Written task: Which lines in the records below contain the word "false"? Copy each one out.

Available data:
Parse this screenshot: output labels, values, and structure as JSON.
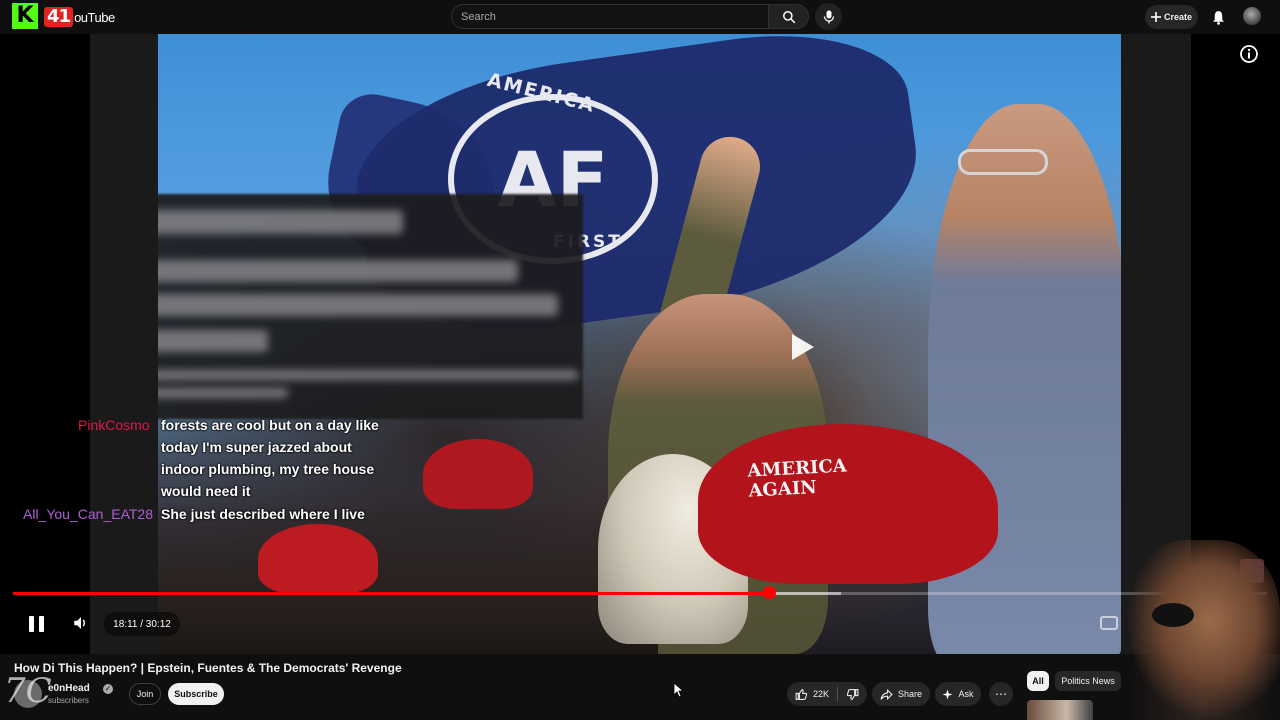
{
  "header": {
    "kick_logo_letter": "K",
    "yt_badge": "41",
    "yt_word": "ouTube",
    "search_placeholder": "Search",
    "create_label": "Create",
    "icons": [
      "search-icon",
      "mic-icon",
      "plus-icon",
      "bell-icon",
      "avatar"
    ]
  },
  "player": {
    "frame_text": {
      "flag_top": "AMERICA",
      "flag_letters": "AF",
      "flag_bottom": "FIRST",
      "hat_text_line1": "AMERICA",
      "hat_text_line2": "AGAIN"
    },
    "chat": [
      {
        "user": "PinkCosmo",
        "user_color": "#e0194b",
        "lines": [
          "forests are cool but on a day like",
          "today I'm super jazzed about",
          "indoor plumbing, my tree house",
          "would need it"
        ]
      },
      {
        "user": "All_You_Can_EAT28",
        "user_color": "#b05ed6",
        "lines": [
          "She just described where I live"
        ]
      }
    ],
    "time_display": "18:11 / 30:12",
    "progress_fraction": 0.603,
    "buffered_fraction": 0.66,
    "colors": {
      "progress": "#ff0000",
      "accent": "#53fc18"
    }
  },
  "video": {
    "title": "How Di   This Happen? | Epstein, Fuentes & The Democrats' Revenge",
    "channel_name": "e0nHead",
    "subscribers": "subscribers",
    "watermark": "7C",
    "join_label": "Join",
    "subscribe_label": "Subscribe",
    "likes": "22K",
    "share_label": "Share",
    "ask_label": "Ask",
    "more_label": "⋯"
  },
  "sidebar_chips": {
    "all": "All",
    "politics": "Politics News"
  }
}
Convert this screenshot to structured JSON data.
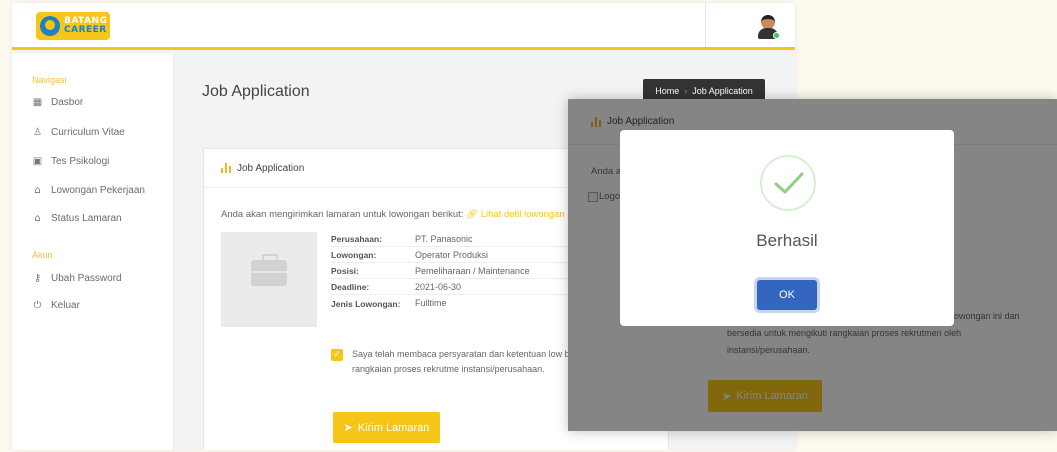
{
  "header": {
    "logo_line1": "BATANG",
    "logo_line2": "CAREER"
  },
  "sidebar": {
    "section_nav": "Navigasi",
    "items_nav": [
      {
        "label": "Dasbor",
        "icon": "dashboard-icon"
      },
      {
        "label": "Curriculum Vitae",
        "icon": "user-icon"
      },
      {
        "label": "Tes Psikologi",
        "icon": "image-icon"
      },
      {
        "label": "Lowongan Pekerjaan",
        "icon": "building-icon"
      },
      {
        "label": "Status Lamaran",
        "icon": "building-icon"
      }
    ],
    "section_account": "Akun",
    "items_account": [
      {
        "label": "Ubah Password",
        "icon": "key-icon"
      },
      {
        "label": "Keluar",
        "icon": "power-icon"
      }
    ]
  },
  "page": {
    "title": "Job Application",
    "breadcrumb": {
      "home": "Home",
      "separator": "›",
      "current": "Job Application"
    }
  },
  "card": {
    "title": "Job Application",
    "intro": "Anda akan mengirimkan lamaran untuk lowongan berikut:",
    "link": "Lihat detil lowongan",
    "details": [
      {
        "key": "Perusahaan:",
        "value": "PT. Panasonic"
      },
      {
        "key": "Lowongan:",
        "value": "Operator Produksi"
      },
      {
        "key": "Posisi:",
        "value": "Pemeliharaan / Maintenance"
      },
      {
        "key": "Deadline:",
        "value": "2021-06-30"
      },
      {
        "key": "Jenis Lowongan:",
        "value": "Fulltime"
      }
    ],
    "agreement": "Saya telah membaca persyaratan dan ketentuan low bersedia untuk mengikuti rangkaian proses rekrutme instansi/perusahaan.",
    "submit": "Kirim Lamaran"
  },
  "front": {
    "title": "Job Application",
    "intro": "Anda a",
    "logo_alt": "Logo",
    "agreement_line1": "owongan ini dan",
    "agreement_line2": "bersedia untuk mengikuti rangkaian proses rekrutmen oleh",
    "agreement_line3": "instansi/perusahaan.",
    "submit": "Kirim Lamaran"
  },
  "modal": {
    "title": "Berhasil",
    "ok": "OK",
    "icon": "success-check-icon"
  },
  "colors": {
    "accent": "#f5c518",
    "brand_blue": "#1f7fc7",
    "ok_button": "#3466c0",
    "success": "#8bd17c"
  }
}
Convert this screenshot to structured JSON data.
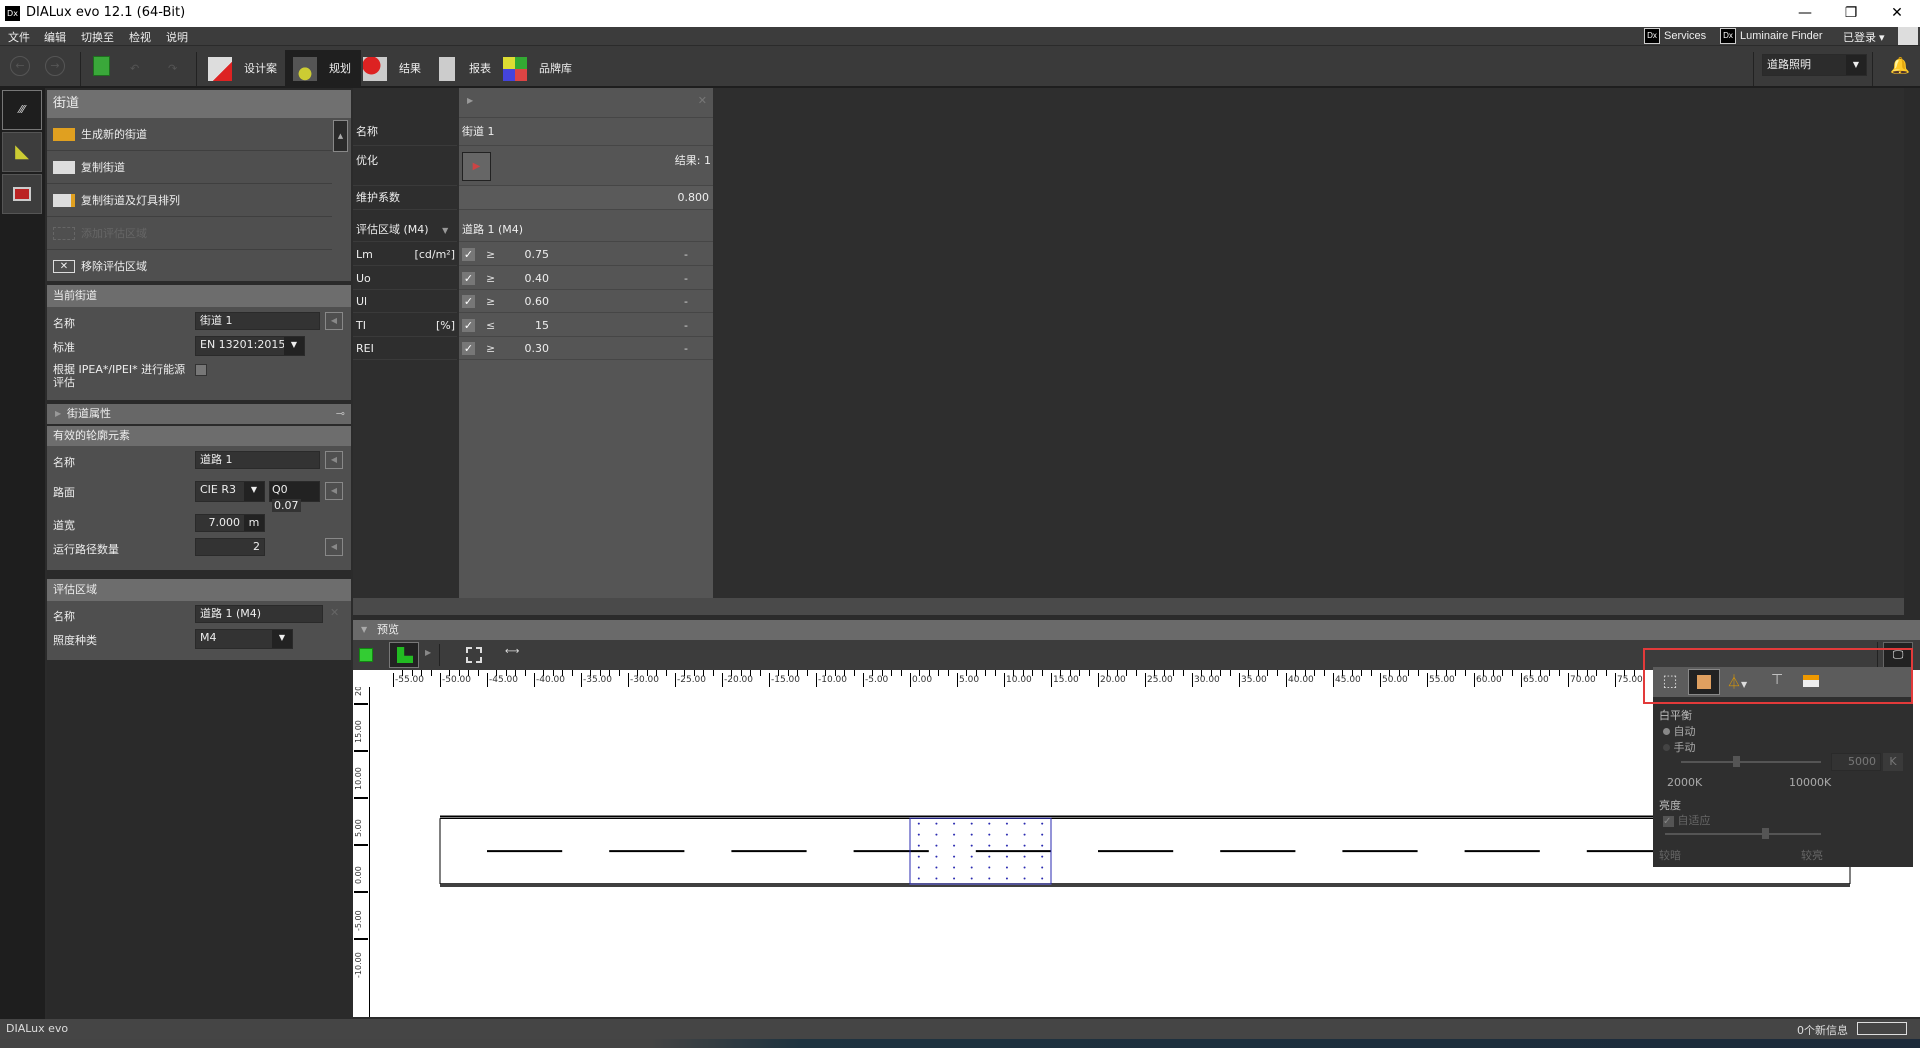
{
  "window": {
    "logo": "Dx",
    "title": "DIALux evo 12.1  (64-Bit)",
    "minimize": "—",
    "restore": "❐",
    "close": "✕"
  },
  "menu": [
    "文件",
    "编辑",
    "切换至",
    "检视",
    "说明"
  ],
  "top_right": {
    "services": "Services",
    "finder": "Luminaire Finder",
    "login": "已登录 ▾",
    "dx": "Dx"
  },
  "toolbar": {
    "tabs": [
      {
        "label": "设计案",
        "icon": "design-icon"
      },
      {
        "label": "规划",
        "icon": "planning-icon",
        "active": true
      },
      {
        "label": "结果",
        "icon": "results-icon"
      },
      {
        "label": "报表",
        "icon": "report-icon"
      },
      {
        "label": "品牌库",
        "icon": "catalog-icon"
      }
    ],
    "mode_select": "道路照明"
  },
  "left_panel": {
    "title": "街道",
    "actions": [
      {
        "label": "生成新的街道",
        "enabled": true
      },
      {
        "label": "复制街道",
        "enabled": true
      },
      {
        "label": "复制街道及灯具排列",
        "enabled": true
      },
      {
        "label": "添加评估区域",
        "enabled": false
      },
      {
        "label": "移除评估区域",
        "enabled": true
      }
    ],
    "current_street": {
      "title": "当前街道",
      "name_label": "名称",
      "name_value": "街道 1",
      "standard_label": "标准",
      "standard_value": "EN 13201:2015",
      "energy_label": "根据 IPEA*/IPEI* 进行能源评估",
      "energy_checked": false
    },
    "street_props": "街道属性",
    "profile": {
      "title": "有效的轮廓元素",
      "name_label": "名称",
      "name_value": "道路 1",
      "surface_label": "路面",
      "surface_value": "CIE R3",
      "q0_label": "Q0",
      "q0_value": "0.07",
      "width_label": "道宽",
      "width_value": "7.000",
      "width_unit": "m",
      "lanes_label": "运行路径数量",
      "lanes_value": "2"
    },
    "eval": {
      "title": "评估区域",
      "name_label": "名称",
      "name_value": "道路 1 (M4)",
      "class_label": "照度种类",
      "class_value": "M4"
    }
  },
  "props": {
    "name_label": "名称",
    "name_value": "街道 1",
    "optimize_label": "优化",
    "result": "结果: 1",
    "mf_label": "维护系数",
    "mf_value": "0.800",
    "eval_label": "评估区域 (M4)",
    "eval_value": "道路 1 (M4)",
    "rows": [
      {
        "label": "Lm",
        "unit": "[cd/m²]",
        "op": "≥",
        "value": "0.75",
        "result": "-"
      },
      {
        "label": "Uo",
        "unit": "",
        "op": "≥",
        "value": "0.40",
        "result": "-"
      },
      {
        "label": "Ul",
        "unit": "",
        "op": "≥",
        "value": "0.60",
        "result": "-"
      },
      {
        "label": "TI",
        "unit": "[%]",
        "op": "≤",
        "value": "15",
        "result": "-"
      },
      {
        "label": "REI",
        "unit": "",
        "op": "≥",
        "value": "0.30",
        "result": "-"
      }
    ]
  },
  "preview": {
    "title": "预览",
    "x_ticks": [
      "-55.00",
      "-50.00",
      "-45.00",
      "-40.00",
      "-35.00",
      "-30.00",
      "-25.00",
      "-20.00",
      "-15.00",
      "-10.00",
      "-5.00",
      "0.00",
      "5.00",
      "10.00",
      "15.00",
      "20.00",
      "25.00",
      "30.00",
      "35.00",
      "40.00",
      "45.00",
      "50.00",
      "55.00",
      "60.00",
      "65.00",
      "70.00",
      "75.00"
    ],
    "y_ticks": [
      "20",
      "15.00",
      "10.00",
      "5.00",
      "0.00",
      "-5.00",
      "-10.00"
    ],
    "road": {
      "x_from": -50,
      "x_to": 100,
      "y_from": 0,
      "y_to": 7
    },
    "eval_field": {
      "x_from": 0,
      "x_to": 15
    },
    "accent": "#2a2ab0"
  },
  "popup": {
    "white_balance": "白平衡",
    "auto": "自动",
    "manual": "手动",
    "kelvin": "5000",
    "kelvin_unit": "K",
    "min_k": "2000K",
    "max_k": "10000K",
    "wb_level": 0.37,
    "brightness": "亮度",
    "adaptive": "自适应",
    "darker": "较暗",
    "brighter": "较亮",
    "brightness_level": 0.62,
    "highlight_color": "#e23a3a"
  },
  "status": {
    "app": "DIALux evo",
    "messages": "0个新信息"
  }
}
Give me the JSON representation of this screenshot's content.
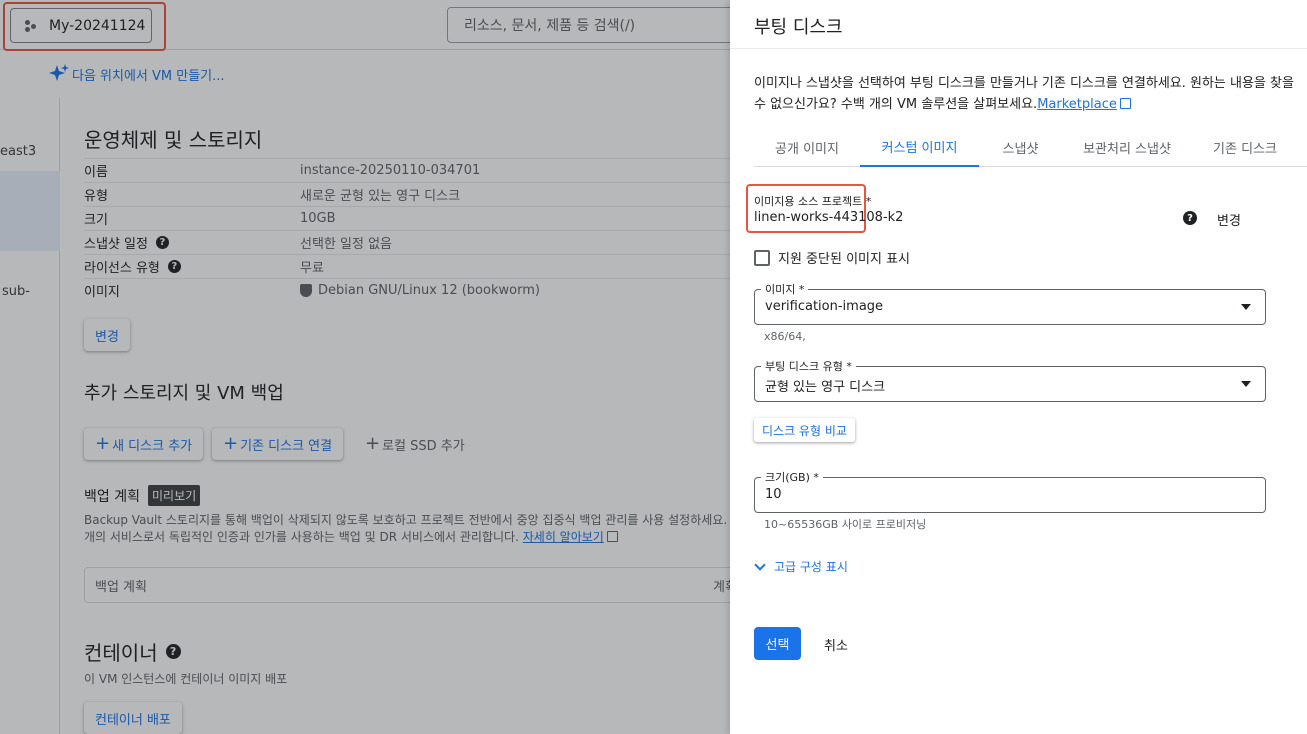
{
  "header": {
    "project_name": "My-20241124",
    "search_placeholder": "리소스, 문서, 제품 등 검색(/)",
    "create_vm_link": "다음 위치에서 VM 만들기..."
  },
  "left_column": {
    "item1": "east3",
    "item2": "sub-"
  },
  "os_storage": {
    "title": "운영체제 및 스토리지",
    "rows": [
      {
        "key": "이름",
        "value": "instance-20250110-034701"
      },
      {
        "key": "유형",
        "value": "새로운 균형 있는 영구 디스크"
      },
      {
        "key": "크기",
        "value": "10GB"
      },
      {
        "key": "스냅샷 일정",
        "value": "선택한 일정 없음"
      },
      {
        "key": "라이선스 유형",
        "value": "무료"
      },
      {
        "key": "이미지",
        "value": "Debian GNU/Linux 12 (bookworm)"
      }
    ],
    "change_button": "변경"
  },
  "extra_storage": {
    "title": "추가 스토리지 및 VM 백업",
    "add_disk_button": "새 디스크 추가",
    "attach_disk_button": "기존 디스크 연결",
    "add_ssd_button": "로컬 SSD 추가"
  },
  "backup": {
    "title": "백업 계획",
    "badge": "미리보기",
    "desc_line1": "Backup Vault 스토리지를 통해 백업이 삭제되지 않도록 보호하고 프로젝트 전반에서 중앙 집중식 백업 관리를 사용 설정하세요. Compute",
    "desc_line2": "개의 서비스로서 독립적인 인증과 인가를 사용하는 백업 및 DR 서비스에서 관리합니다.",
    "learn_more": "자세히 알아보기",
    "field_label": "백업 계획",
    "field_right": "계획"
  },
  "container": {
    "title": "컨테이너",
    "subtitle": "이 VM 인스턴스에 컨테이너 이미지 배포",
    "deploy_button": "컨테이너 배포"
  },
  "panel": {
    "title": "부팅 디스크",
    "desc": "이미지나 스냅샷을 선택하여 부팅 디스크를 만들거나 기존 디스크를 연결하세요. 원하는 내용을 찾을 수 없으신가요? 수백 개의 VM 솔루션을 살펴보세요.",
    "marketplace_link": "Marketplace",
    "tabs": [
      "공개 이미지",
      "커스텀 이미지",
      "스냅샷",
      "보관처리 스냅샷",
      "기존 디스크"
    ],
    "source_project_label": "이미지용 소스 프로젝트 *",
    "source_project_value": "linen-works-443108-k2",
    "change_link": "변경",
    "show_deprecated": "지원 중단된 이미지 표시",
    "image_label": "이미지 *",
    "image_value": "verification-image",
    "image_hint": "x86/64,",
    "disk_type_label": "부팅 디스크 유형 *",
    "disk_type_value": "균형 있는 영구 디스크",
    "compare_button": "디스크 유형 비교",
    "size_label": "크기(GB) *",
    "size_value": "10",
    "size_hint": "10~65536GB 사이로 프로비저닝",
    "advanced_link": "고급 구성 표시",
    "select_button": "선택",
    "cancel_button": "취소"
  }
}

Exercise result:
        "enabled": false
      "energy_checked": false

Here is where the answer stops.